What the exercise asks> Repeat the records in full and exactly, omitting pictures.

··· Data section ···

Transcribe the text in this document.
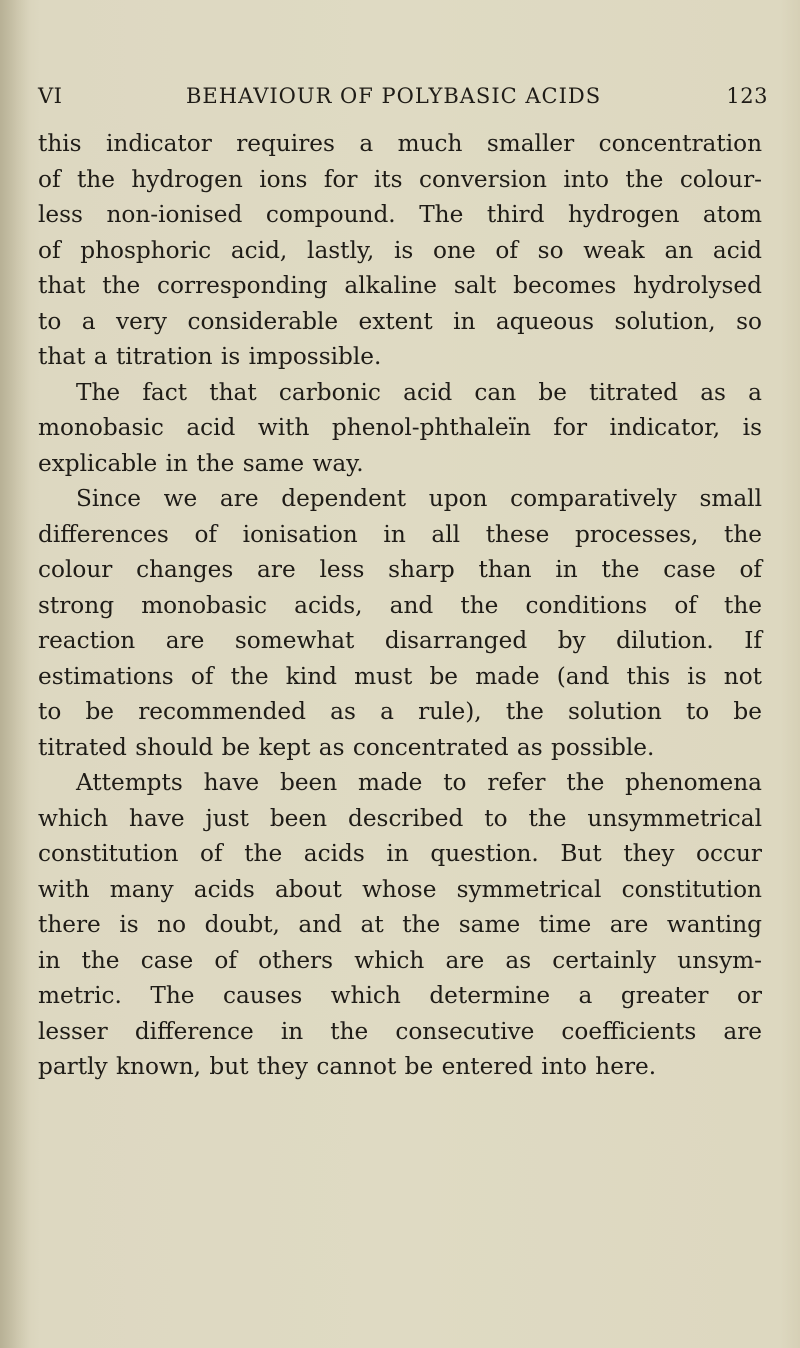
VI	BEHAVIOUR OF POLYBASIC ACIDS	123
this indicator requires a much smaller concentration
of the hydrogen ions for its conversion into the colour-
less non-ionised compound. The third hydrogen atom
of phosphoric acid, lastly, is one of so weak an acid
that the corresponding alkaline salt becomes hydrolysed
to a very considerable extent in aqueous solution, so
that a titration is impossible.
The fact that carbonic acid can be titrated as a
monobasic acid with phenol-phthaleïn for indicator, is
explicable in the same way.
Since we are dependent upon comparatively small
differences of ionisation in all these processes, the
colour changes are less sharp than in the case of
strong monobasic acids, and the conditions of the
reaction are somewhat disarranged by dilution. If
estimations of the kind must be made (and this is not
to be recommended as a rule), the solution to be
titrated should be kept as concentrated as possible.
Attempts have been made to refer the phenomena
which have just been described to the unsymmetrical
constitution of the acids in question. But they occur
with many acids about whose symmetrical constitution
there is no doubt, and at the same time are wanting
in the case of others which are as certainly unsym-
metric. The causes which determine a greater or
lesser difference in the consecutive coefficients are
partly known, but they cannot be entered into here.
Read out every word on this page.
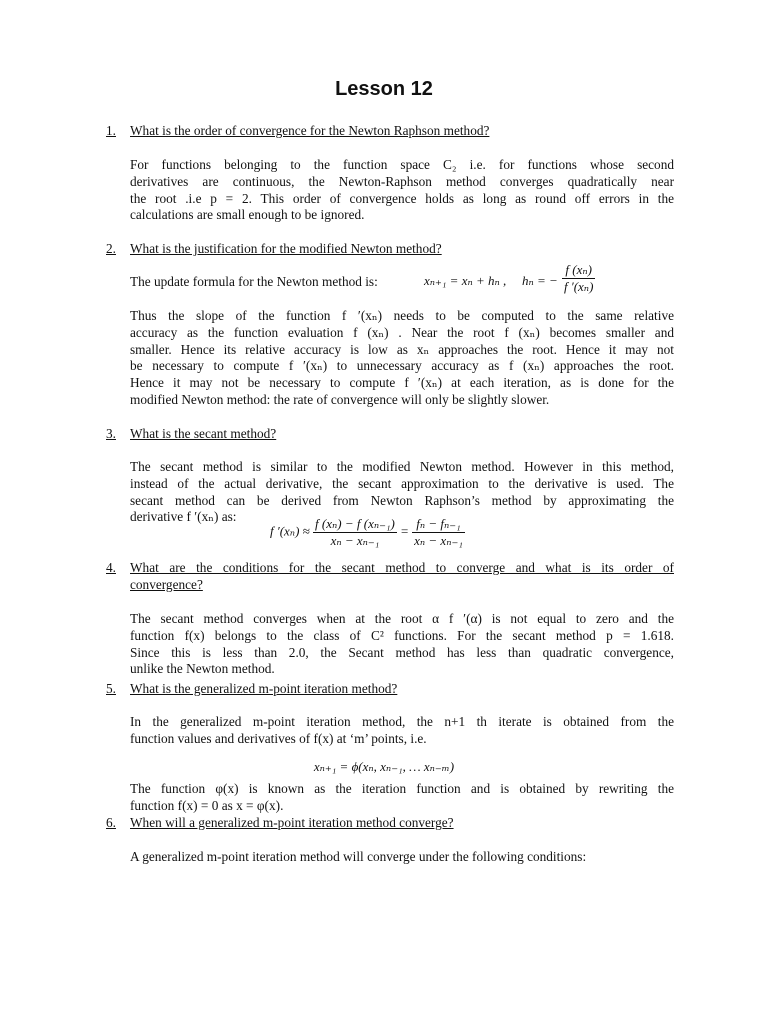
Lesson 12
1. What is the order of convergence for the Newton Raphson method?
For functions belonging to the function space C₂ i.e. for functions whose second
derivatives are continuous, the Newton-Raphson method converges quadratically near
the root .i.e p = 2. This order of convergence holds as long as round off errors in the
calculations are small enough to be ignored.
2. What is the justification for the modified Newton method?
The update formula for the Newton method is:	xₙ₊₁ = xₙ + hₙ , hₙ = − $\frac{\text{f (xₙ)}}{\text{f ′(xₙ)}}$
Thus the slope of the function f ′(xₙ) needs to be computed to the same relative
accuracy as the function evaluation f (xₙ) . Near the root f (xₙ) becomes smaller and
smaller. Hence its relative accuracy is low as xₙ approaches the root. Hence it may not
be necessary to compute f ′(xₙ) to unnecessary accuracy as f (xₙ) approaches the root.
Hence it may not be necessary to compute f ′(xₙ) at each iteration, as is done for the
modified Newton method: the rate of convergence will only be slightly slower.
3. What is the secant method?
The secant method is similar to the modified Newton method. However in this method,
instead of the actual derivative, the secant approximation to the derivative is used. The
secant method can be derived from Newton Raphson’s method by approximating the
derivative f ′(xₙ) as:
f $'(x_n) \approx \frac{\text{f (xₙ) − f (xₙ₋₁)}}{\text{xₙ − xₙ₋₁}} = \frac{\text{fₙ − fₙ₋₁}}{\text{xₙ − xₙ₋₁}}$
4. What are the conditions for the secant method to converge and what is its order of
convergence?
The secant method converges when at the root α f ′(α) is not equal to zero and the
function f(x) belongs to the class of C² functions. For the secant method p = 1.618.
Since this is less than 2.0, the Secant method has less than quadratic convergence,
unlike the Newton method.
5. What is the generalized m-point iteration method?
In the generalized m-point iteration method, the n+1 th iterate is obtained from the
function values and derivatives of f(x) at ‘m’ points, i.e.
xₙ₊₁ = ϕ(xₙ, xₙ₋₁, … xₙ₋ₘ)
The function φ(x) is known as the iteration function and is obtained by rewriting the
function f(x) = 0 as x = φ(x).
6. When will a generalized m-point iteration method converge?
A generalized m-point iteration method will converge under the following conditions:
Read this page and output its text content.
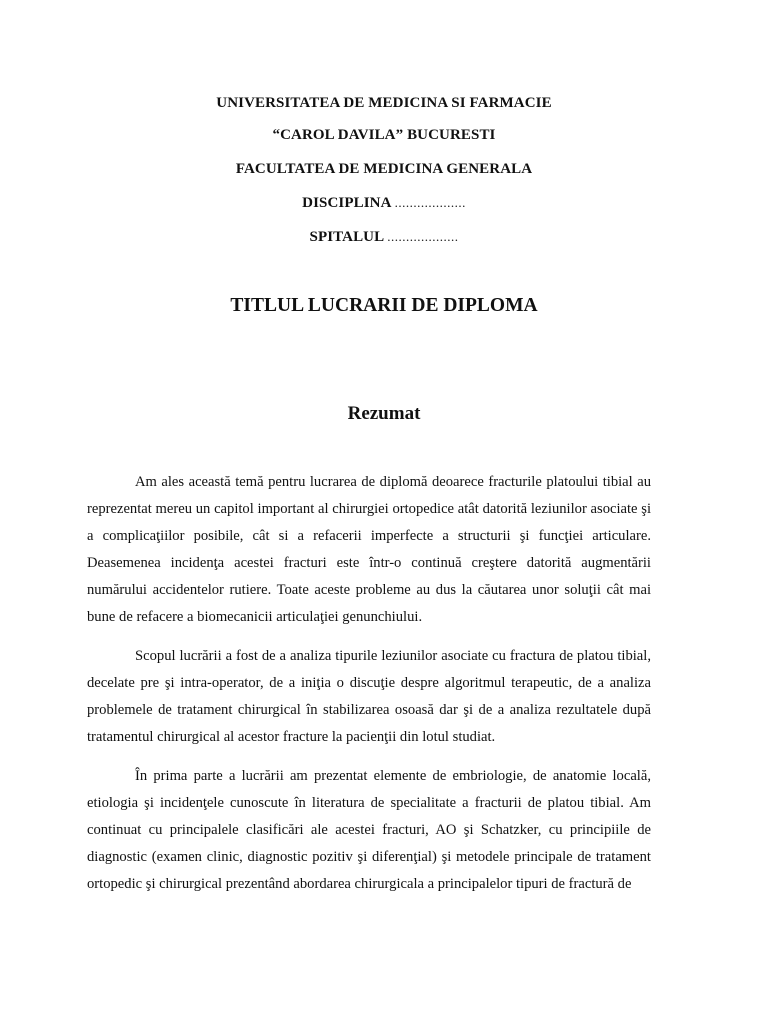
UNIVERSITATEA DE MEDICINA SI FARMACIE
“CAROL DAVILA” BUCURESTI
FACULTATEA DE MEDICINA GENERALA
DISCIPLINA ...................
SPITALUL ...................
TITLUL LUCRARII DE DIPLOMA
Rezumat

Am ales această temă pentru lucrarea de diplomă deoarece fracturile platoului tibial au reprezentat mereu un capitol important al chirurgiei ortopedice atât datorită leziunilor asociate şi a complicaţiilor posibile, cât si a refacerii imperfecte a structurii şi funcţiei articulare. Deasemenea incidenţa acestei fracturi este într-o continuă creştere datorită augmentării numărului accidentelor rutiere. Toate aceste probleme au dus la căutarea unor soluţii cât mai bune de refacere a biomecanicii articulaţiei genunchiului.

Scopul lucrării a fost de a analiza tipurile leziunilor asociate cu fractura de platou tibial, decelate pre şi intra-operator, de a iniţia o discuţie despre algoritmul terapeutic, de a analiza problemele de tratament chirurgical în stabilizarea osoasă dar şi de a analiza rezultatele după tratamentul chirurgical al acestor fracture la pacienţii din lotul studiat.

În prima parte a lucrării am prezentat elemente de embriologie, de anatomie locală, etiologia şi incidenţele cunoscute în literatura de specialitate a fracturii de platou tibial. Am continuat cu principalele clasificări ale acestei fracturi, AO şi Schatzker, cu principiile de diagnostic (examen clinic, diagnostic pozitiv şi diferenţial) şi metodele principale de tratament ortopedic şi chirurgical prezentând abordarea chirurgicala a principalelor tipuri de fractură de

···

In response>
Transcribe the text in this document.
VI	BEHAVIOUR OF POLYBASIC ACIDS	123
this indicator requires a much smaller concentration
of the hydrogen ions for its conversion into the colour-
less non-ionised compound. The third hydrogen atom
of phosphoric acid, lastly, is one of so weak an acid
that the corresponding alkaline salt becomes hydrolysed
to a very considerable extent in aqueous solution, so
that a titration is impossible.
The fact that carbonic acid can be titrated as a
monobasic acid with phenol-phthaleïn for indicator, is
explicable in the same way.
Since we are dependent upon comparatively small
differences of ionisation in all these processes, the
colour changes are less sharp than in the case of
strong monobasic acids, and the conditions of the
reaction are somewhat disarranged by dilution. If
estimations of the kind must be made (and this is not
to be recommended as a rule), the solution to be
titrated should be kept as concentrated as possible.
Attempts have been made to refer the phenomena
which have just been described to the unsymmetrical
constitution of the acids in question. But they occur
with many acids about whose symmetrical constitution
there is no doubt, and at the same time are wanting
in the case of others which are as certainly unsym-
metric. The causes which determine a greater or
lesser difference in the consecutive coefficients are
partly known, but they cannot be entered into here.
Read out every word on this page.
Lesson 12
1. What is the order of convergence for the Newton Raphson method?
For functions belonging to the function space C₂ i.e. for functions whose second
derivatives are continuous, the Newton-Raphson method converges quadratically near
the root .i.e p = 2. This order of convergence holds as long as round off errors in the
calculations are small enough to be ignored.
2. What is the justification for the modified Newton method?
The update formula for the Newton method is:	xₙ₊₁ = xₙ + hₙ , hₙ = − $\frac{\text{f (xₙ)}}{\text{f ′(xₙ)}}$
Thus the slope of the function f ′(xₙ) needs to be computed to the same relative
accuracy as the function evaluation f (xₙ) . Near the root f (xₙ) becomes smaller and
smaller. Hence its relative accuracy is low as xₙ approaches the root. Hence it may not
be necessary to compute f ′(xₙ) to unnecessary accuracy as f (xₙ) approaches the root.
Hence it may not be necessary to compute f ′(xₙ) at each iteration, as is done for the
modified Newton method: the rate of convergence will only be slightly slower.
3. What is the secant method?
The secant method is similar to the modified Newton method. However in this method,
instead of the actual derivative, the secant approximation to the derivative is used. The
secant method can be derived from Newton Raphson’s method by approximating the
derivative f ′(xₙ) as:
f $'(x_n) \approx \frac{\text{f (xₙ) − f (xₙ₋₁)}}{\text{xₙ − xₙ₋₁}} = \frac{\text{fₙ − fₙ₋₁}}{\text{xₙ − xₙ₋₁}}$
4. What are the conditions for the secant method to converge and what is its order of
convergence?
The secant method converges when at the root α f ′(α) is not equal to zero and the
function f(x) belongs to the class of C² functions. For the secant method p = 1.618.
Since this is less than 2.0, the Secant method has less than quadratic convergence,
unlike the Newton method.
5. What is the generalized m-point iteration method?
In the generalized m-point iteration method, the n+1 th iterate is obtained from the
function values and derivatives of f(x) at ‘m’ points, i.e.
xₙ₊₁ = ϕ(xₙ, xₙ₋₁, … xₙ₋ₘ)
The function φ(x) is known as the iteration function and is obtained by rewriting the
function f(x) = 0 as x = φ(x).
6. When will a generalized m-point iteration method converge?
A generalized m-point iteration method will converge under the following conditions:
Read this page and output its text content.
UNIVERSITATEA DE MEDICINA SI FARMACIE
“CAROL DAVILA” BUCURESTI
FACULTATEA DE MEDICINA GENERALA
DISCIPLINA ...................
SPITALUL ...................
TITLUL LUCRARII DE DIPLOMA
Rezumat

Am ales această temă pentru lucrarea de diplomă deoarece fracturile platoului tibial au reprezentat mereu un capitol important al chirurgiei ortopedice atât datorită leziunilor asociate şi a complicaţiilor posibile, cât si a refacerii imperfecte a structurii şi funcţiei articulare. Deasemenea incidenţa acestei fracturi este într-o continuă creştere datorită augmentării numărului accidentelor rutiere. Toate aceste probleme au dus la căutarea unor soluţii cât mai bune de refacere a biomecanicii articulaţiei genunchiului.

Scopul lucrării a fost de a analiza tipurile leziunilor asociate cu fractura de platou tibial, decelate pre şi intra-operator, de a iniţia o discuţie despre algoritmul terapeutic, de a analiza problemele de tratament chirurgical în stabilizarea osoasă dar şi de a analiza rezultatele după tratamentul chirurgical al acestor fracture la pacienţii din lotul studiat.

În prima parte a lucrării am prezentat elemente de embriologie, de anatomie locală, etiologia şi incidenţele cunoscute în literatura de specialitate a fracturii de platou tibial. Am continuat cu principalele clasificări ale acestei fracturi, AO şi Schatzker, cu principiile de diagnostic (examen clinic, diagnostic pozitiv şi diferenţial) şi metodele principale de tratament ortopedic şi chirurgical prezentând abordarea chirurgicala a principalelor tipuri de fractură de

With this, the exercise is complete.